Stated goal:
Transcribe the listing below word for word.

++++ Stored data ++++

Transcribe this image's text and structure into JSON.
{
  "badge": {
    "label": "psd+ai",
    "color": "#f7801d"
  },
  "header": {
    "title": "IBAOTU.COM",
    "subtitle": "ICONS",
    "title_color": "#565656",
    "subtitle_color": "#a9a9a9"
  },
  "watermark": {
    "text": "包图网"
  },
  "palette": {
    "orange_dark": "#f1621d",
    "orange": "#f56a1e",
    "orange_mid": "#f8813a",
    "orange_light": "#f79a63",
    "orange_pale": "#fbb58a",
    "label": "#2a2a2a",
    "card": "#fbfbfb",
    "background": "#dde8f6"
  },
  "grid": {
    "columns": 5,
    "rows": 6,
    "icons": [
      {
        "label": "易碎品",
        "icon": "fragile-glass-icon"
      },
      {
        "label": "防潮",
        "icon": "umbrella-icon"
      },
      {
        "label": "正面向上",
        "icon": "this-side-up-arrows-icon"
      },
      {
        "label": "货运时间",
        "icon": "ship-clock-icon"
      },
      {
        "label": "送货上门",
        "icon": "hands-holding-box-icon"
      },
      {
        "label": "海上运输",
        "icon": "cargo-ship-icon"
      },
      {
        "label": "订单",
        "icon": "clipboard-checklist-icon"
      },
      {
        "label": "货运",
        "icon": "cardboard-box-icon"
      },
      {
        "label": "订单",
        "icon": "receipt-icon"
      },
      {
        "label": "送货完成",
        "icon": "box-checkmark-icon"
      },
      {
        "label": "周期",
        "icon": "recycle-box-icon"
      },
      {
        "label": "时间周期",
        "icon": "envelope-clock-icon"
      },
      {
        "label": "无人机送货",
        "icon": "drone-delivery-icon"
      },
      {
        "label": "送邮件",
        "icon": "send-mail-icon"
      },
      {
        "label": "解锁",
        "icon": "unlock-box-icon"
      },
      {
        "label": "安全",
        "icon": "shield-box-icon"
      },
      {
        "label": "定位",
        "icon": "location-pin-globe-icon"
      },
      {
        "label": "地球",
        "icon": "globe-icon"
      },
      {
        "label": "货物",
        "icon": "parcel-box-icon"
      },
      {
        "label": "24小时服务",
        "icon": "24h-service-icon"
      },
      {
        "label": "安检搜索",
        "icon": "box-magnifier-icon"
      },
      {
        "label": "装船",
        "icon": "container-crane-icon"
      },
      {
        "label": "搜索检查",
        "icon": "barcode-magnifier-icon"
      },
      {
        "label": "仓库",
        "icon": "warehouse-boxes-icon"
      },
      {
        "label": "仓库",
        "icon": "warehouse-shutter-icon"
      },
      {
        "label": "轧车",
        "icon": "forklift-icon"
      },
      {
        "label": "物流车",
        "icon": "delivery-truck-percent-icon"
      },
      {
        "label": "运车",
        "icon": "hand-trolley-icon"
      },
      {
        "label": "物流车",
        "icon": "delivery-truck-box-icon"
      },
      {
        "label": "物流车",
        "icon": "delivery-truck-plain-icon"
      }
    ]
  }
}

++++

Answer in full:
Transcribe this image's text and structure into JSON.
{
  "badge": {
    "label": "psd+ai",
    "color": "#f7801d"
  },
  "header": {
    "title": "IBAOTU.COM",
    "subtitle": "ICONS",
    "title_color": "#565656",
    "subtitle_color": "#a9a9a9"
  },
  "watermark": {
    "text": "包图网"
  },
  "palette": {
    "orange_dark": "#f1621d",
    "orange": "#f56a1e",
    "orange_mid": "#f8813a",
    "orange_light": "#f79a63",
    "orange_pale": "#fbb58a",
    "label": "#2a2a2a",
    "card": "#fbfbfb",
    "background": "#dde8f6"
  },
  "grid": {
    "columns": 5,
    "rows": 6,
    "icons": [
      {
        "label": "易碎品",
        "icon": "fragile-glass-icon"
      },
      {
        "label": "防潮",
        "icon": "umbrella-icon"
      },
      {
        "label": "正面向上",
        "icon": "this-side-up-arrows-icon"
      },
      {
        "label": "货运时间",
        "icon": "ship-clock-icon"
      },
      {
        "label": "送货上门",
        "icon": "hands-holding-box-icon"
      },
      {
        "label": "海上运输",
        "icon": "cargo-ship-icon"
      },
      {
        "label": "订单",
        "icon": "clipboard-checklist-icon"
      },
      {
        "label": "货运",
        "icon": "cardboard-box-icon"
      },
      {
        "label": "订单",
        "icon": "receipt-icon"
      },
      {
        "label": "送货完成",
        "icon": "box-checkmark-icon"
      },
      {
        "label": "周期",
        "icon": "recycle-box-icon"
      },
      {
        "label": "时间周期",
        "icon": "envelope-clock-icon"
      },
      {
        "label": "无人机送货",
        "icon": "drone-delivery-icon"
      },
      {
        "label": "送邮件",
        "icon": "send-mail-icon"
      },
      {
        "label": "解锁",
        "icon": "unlock-box-icon"
      },
      {
        "label": "安全",
        "icon": "shield-box-icon"
      },
      {
        "label": "定位",
        "icon": "location-pin-globe-icon"
      },
      {
        "label": "地球",
        "icon": "globe-icon"
      },
      {
        "label": "货物",
        "icon": "parcel-box-icon"
      },
      {
        "label": "24小时服务",
        "icon": "24h-service-icon"
      },
      {
        "label": "安检搜索",
        "icon": "box-magnifier-icon"
      },
      {
        "label": "装船",
        "icon": "container-crane-icon"
      },
      {
        "label": "搜索检查",
        "icon": "barcode-magnifier-icon"
      },
      {
        "label": "仓库",
        "icon": "warehouse-boxes-icon"
      },
      {
        "label": "仓库",
        "icon": "warehouse-shutter-icon"
      },
      {
        "label": "轧车",
        "icon": "forklift-icon"
      },
      {
        "label": "物流车",
        "icon": "delivery-truck-percent-icon"
      },
      {
        "label": "运车",
        "icon": "hand-trolley-icon"
      },
      {
        "label": "物流车",
        "icon": "delivery-truck-box-icon"
      },
      {
        "label": "物流车",
        "icon": "delivery-truck-plain-icon"
      }
    ]
  }
}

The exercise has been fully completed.